Problem statement - Find each line containing the string "relative" and return it.

# START OF Recorded data

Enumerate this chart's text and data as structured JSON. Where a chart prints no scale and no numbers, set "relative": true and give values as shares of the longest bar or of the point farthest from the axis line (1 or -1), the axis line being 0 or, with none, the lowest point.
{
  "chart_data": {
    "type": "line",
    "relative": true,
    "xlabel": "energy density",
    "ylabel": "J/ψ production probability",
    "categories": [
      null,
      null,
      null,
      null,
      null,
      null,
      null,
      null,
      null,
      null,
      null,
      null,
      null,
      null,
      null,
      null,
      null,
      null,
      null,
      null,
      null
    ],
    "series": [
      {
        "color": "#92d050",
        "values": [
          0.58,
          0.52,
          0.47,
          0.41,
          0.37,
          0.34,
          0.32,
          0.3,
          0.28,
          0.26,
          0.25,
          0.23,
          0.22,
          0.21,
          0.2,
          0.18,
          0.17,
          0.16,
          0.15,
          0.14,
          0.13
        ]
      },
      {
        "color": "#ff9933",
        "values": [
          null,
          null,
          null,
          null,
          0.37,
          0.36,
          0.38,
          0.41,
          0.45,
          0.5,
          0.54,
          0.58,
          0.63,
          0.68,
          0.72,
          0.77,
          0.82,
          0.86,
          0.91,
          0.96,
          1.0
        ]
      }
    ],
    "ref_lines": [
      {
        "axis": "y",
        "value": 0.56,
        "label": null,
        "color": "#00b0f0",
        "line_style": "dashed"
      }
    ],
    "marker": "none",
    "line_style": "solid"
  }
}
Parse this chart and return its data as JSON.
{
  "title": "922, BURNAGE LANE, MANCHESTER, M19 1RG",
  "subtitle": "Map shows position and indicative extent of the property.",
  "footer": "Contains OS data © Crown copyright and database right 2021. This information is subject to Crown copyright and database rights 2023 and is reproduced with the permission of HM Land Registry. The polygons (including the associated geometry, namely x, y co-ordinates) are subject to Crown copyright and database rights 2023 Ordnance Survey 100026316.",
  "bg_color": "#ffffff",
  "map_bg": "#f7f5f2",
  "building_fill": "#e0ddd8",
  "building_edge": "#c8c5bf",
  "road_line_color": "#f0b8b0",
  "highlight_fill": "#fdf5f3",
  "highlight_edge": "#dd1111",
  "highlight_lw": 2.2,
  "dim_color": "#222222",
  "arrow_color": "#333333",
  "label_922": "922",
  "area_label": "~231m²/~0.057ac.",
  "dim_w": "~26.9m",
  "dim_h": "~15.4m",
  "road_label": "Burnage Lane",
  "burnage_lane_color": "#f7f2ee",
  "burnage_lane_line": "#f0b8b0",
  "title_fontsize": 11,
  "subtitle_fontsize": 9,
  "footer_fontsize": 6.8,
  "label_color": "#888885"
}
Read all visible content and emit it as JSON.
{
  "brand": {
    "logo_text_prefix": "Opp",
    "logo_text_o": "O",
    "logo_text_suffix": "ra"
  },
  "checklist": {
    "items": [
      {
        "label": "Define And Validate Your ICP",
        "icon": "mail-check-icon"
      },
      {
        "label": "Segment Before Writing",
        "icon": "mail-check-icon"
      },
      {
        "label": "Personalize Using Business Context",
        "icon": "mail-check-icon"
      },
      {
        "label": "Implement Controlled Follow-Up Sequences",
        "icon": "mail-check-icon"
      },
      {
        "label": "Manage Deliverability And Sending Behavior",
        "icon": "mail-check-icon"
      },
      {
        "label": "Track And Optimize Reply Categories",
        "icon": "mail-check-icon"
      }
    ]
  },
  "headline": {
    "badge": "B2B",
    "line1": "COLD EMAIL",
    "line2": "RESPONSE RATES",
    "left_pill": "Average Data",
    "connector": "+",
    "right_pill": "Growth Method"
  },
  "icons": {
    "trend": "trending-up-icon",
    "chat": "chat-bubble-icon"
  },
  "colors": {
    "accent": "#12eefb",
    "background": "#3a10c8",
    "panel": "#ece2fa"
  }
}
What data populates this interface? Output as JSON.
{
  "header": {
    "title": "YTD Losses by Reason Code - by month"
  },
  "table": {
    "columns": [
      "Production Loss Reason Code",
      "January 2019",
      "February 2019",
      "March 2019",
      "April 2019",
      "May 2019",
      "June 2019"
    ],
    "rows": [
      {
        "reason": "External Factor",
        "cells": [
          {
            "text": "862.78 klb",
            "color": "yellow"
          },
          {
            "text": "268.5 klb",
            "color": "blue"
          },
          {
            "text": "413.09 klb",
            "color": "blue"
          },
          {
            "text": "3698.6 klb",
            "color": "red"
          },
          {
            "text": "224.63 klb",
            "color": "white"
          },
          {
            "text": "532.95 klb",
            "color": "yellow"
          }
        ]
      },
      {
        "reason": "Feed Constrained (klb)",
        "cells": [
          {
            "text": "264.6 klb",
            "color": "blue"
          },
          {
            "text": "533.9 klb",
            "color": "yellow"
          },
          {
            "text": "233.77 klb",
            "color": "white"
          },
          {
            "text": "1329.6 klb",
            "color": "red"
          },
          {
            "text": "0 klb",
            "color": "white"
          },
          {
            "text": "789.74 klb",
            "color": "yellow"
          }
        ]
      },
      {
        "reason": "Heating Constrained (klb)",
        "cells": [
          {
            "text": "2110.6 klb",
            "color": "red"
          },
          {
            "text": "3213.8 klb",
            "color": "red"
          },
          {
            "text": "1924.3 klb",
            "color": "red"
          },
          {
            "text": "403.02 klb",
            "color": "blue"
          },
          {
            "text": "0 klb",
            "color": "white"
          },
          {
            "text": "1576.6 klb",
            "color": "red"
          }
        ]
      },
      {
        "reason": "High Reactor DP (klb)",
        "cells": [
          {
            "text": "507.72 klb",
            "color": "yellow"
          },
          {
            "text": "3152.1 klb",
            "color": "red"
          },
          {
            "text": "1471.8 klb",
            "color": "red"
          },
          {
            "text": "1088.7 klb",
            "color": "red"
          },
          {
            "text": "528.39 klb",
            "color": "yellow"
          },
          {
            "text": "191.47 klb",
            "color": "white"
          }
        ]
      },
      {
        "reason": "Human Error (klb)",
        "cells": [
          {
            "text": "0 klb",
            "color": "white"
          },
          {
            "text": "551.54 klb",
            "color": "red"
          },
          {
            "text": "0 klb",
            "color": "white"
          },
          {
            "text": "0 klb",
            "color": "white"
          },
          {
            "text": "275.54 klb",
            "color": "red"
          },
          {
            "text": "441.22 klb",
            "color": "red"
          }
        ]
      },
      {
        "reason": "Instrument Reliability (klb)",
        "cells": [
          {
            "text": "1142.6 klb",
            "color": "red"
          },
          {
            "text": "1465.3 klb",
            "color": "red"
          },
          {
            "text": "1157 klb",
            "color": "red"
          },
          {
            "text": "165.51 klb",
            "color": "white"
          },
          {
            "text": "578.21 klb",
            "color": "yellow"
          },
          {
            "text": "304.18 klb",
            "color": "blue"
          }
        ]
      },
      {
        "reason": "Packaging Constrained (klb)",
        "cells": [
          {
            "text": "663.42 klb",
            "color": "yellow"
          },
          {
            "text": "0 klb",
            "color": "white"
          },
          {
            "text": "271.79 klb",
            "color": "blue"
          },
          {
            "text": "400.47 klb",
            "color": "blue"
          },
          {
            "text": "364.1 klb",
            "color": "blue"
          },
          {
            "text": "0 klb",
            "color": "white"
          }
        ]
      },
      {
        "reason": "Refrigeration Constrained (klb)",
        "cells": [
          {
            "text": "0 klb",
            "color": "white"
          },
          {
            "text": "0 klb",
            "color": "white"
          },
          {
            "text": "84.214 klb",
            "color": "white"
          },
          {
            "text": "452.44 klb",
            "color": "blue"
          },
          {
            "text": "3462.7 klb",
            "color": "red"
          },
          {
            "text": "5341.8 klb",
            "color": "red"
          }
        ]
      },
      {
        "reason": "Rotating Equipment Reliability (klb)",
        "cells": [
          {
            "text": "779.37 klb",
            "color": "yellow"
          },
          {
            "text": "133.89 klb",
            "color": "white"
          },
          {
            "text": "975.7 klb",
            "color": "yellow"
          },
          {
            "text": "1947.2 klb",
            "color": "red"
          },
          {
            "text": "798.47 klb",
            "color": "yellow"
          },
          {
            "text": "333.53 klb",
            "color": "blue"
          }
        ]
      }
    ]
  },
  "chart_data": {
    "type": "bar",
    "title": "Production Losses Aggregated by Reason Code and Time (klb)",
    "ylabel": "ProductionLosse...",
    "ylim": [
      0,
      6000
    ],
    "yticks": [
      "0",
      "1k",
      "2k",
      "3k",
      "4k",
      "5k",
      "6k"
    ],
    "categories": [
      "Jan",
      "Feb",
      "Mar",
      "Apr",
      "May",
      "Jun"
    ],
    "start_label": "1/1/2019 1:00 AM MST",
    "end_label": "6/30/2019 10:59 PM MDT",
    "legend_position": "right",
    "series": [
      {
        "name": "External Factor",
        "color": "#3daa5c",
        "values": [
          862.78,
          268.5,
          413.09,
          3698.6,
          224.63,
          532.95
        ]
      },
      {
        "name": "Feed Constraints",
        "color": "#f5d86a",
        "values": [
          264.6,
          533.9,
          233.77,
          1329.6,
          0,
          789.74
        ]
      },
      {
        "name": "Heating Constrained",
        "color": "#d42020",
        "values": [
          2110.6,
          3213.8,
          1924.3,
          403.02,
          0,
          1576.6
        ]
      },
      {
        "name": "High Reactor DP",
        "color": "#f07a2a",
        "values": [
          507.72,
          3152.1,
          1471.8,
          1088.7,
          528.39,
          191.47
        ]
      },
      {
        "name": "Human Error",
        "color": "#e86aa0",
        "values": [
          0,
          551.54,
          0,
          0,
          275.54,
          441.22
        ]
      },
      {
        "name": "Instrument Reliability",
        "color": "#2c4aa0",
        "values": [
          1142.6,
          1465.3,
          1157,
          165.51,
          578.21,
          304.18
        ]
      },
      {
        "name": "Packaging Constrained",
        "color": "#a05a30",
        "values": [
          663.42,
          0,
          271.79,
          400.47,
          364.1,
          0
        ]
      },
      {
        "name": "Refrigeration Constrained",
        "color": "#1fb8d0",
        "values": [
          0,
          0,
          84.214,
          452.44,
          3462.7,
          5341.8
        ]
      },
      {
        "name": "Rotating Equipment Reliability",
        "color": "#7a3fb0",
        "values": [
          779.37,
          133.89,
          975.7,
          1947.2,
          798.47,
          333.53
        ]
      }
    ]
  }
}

# END OF Recorded data

Correct result -
Enumerate this chart's text and data as structured JSON. Where a chart prints no scale and no numbers, set "relative": true and give values as shares of the longest bar or of the point farthest from the axis line (1 or -1), the axis line being 0 or, with none, the lowest point.
    "relative": true,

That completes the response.